▸ Stated goal: Can you update the material below so that every "delete-link" becomes "remove-link" and nothing else changes?

::: Supplied material

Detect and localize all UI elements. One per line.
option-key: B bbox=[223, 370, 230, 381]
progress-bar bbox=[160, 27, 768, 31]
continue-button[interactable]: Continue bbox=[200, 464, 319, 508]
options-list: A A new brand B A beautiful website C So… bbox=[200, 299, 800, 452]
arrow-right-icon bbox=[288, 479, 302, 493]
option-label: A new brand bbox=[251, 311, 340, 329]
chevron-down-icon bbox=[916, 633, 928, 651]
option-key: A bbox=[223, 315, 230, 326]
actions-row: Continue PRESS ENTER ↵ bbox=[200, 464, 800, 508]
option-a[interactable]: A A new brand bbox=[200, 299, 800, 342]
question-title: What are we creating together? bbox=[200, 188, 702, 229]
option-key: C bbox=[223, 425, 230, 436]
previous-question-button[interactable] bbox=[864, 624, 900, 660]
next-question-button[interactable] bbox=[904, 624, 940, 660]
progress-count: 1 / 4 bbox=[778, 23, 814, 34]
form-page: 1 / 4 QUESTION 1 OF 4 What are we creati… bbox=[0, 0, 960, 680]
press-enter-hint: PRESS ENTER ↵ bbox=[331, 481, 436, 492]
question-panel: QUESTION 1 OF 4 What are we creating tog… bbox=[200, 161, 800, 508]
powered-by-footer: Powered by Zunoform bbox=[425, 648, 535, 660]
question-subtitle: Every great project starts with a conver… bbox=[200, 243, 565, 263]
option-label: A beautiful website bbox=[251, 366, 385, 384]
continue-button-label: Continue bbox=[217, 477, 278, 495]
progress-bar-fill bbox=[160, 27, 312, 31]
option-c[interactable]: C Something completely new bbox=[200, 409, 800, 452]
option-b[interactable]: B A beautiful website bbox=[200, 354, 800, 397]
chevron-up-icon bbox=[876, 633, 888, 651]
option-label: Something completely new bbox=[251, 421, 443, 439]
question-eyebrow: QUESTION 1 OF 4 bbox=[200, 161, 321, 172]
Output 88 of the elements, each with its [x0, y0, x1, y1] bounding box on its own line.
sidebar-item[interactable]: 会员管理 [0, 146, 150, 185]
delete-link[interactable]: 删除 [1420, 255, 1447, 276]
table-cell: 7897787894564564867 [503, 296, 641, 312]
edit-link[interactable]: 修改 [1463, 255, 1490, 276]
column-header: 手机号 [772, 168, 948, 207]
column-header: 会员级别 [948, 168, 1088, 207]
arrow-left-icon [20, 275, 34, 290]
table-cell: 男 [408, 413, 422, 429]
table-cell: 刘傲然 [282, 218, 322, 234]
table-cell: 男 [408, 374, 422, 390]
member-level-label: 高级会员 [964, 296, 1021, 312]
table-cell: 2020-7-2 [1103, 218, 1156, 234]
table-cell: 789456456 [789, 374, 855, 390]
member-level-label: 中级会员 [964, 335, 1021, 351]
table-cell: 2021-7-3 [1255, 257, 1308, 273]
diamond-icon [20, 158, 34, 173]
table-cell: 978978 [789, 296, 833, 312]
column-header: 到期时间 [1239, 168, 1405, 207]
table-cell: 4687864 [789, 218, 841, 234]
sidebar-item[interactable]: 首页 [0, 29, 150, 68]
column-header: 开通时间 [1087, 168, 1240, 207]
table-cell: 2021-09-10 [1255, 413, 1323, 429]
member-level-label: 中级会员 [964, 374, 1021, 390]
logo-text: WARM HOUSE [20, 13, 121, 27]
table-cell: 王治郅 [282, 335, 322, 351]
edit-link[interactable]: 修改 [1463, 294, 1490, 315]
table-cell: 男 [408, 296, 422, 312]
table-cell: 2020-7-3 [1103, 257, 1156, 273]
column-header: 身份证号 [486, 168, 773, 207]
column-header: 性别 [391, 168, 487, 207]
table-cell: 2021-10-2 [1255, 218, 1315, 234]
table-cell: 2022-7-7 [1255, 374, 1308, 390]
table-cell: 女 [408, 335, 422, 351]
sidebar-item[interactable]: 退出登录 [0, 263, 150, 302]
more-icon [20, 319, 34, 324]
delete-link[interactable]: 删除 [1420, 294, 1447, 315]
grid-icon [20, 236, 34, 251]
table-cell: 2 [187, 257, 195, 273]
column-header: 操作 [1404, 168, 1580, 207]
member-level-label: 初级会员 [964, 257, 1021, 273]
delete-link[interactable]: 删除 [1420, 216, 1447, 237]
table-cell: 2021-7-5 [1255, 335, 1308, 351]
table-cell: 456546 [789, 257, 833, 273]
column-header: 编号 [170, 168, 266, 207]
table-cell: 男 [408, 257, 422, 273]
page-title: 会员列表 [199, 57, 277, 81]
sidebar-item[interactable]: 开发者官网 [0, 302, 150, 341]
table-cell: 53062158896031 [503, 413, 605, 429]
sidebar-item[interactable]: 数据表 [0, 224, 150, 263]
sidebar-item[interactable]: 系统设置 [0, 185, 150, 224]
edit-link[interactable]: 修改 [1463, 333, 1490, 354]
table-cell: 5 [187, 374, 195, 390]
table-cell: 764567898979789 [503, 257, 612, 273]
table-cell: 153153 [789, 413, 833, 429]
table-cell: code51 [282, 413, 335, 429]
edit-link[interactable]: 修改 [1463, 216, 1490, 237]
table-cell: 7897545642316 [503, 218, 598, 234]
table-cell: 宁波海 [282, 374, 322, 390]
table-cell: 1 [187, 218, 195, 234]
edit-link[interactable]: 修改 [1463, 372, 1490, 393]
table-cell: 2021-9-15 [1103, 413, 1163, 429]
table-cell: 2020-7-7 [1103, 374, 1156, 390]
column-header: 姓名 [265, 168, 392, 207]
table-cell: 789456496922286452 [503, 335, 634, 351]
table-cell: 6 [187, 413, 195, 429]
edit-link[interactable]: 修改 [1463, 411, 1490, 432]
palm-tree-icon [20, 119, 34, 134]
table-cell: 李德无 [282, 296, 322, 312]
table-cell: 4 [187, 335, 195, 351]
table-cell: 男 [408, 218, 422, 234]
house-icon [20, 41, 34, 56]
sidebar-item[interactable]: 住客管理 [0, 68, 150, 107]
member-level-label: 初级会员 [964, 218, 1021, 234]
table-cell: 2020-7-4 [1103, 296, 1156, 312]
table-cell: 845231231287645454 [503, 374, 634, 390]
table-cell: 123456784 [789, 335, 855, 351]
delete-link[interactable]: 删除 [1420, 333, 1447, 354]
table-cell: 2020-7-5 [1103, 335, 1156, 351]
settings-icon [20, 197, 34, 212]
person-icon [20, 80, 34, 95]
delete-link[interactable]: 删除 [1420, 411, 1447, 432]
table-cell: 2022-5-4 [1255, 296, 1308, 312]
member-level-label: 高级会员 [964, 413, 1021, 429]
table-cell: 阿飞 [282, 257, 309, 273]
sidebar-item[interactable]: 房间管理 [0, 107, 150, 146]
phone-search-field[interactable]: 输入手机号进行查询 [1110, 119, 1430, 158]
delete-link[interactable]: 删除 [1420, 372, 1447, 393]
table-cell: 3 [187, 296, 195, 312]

::::::

▸ Response:
Detect and localize all UI elements. One per line.
option-key: B bbox=[223, 370, 230, 381]
progress-bar bbox=[160, 27, 768, 31]
continue-button[interactable]: Continue bbox=[200, 464, 319, 508]
options-list: A A new brand B A beautiful website C So… bbox=[200, 299, 800, 452]
arrow-right-icon bbox=[288, 479, 302, 493]
option-label: A new brand bbox=[251, 311, 340, 329]
chevron-down-icon bbox=[916, 633, 928, 651]
option-key: A bbox=[223, 315, 230, 326]
actions-row: Continue PRESS ENTER ↵ bbox=[200, 464, 800, 508]
option-a[interactable]: A A new brand bbox=[200, 299, 800, 342]
question-title: What are we creating together? bbox=[200, 188, 702, 229]
option-key: C bbox=[223, 425, 230, 436]
previous-question-button[interactable] bbox=[864, 624, 900, 660]
next-question-button[interactable] bbox=[904, 624, 940, 660]
progress-count: 1 / 4 bbox=[778, 23, 814, 34]
form-page: 1 / 4 QUESTION 1 OF 4 What are we creati… bbox=[0, 0, 960, 680]
press-enter-hint: PRESS ENTER ↵ bbox=[331, 481, 436, 492]
question-panel: QUESTION 1 OF 4 What are we creating tog… bbox=[200, 161, 800, 508]
powered-by-footer: Powered by Zunoform bbox=[425, 648, 535, 660]
question-subtitle: Every great project starts with a conver… bbox=[200, 243, 565, 263]
option-label: A beautiful website bbox=[251, 366, 385, 384]
continue-button-label: Continue bbox=[217, 477, 278, 495]
progress-bar-fill bbox=[160, 27, 312, 31]
option-c[interactable]: C Something completely new bbox=[200, 409, 800, 452]
option-b[interactable]: B A beautiful website bbox=[200, 354, 800, 397]
chevron-up-icon bbox=[876, 633, 888, 651]
option-label: Something completely new bbox=[251, 421, 443, 439]
question-eyebrow: QUESTION 1 OF 4 bbox=[200, 161, 321, 172]
Output 88 of the elements, each with its [x0, y0, x1, y1] bounding box on its own line.
sidebar-item[interactable]: 会员管理 [0, 146, 150, 185]
remove-link[interactable]: 删除 [1420, 255, 1447, 276]
table-cell: 7897787894564564867 [503, 296, 641, 312]
edit-link[interactable]: 修改 [1463, 255, 1490, 276]
column-header: 手机号 [772, 168, 948, 207]
column-header: 会员级别 [948, 168, 1088, 207]
arrow-left-icon [20, 275, 34, 290]
table-cell: 男 [408, 413, 422, 429]
table-cell: 刘傲然 [282, 218, 322, 234]
table-cell: 男 [408, 374, 422, 390]
member-level-label: 高级会员 [964, 296, 1021, 312]
table-cell: 2020-7-2 [1103, 218, 1156, 234]
table-cell: 789456456 [789, 374, 855, 390]
member-level-label: 中级会员 [964, 335, 1021, 351]
table-cell: 2021-7-3 [1255, 257, 1308, 273]
diamond-icon [20, 158, 34, 173]
table-cell: 978978 [789, 296, 833, 312]
column-header: 到期时间 [1239, 168, 1405, 207]
table-cell: 4687864 [789, 218, 841, 234]
sidebar-item[interactable]: 首页 [0, 29, 150, 68]
column-header: 开通时间 [1087, 168, 1240, 207]
table-cell: 2021-09-10 [1255, 413, 1323, 429]
member-level-label: 中级会员 [964, 374, 1021, 390]
logo-text: WARM HOUSE [20, 13, 121, 27]
table-cell: 王治郅 [282, 335, 322, 351]
edit-link[interactable]: 修改 [1463, 294, 1490, 315]
table-cell: 男 [408, 296, 422, 312]
table-cell: 2020-7-3 [1103, 257, 1156, 273]
column-header: 身份证号 [486, 168, 773, 207]
column-header: 性别 [391, 168, 487, 207]
table-cell: 2021-10-2 [1255, 218, 1315, 234]
table-cell: 2022-7-7 [1255, 374, 1308, 390]
table-cell: 女 [408, 335, 422, 351]
sidebar-item[interactable]: 退出登录 [0, 263, 150, 302]
more-icon [20, 319, 34, 324]
remove-link[interactable]: 删除 [1420, 294, 1447, 315]
grid-icon [20, 236, 34, 251]
table-cell: 2 [187, 257, 195, 273]
column-header: 操作 [1404, 168, 1580, 207]
member-level-label: 初级会员 [964, 257, 1021, 273]
remove-link[interactable]: 删除 [1420, 216, 1447, 237]
table-cell: 2021-7-5 [1255, 335, 1308, 351]
table-cell: 456546 [789, 257, 833, 273]
column-header: 编号 [170, 168, 266, 207]
table-cell: 男 [408, 257, 422, 273]
page-title: 会员列表 [199, 57, 277, 81]
sidebar-item[interactable]: 开发者官网 [0, 302, 150, 341]
table-cell: 53062158896031 [503, 413, 605, 429]
sidebar-item[interactable]: 数据表 [0, 224, 150, 263]
sidebar-item[interactable]: 系统设置 [0, 185, 150, 224]
edit-link[interactable]: 修改 [1463, 333, 1490, 354]
table-cell: 5 [187, 374, 195, 390]
table-cell: 764567898979789 [503, 257, 612, 273]
table-cell: 153153 [789, 413, 833, 429]
table-cell: code51 [282, 413, 335, 429]
edit-link[interactable]: 修改 [1463, 216, 1490, 237]
table-cell: 7897545642316 [503, 218, 598, 234]
table-cell: 宁波海 [282, 374, 322, 390]
table-cell: 1 [187, 218, 195, 234]
edit-link[interactable]: 修改 [1463, 372, 1490, 393]
table-cell: 2021-9-15 [1103, 413, 1163, 429]
table-cell: 2020-7-7 [1103, 374, 1156, 390]
column-header: 姓名 [265, 168, 392, 207]
table-cell: 789456496922286452 [503, 335, 634, 351]
table-cell: 6 [187, 413, 195, 429]
edit-link[interactable]: 修改 [1463, 411, 1490, 432]
palm-tree-icon [20, 119, 34, 134]
table-cell: 李德无 [282, 296, 322, 312]
table-cell: 4 [187, 335, 195, 351]
table-cell: 男 [408, 218, 422, 234]
house-icon [20, 41, 34, 56]
sidebar-item[interactable]: 住客管理 [0, 68, 150, 107]
member-level-label: 初级会员 [964, 218, 1021, 234]
table-cell: 2020-7-4 [1103, 296, 1156, 312]
table-cell: 845231231287645454 [503, 374, 634, 390]
table-cell: 123456784 [789, 335, 855, 351]
remove-link[interactable]: 删除 [1420, 333, 1447, 354]
table-cell: 2020-7-5 [1103, 335, 1156, 351]
settings-icon [20, 197, 34, 212]
person-icon [20, 80, 34, 95]
remove-link[interactable]: 删除 [1420, 411, 1447, 432]
table-cell: 2022-5-4 [1255, 296, 1308, 312]
member-level-label: 高级会员 [964, 413, 1021, 429]
table-cell: 阿飞 [282, 257, 309, 273]
sidebar-item[interactable]: 房间管理 [0, 107, 150, 146]
phone-search-field[interactable]: 输入手机号进行查询 [1110, 119, 1430, 158]
remove-link[interactable]: 删除 [1420, 372, 1447, 393]
table-cell: 3 [187, 296, 195, 312]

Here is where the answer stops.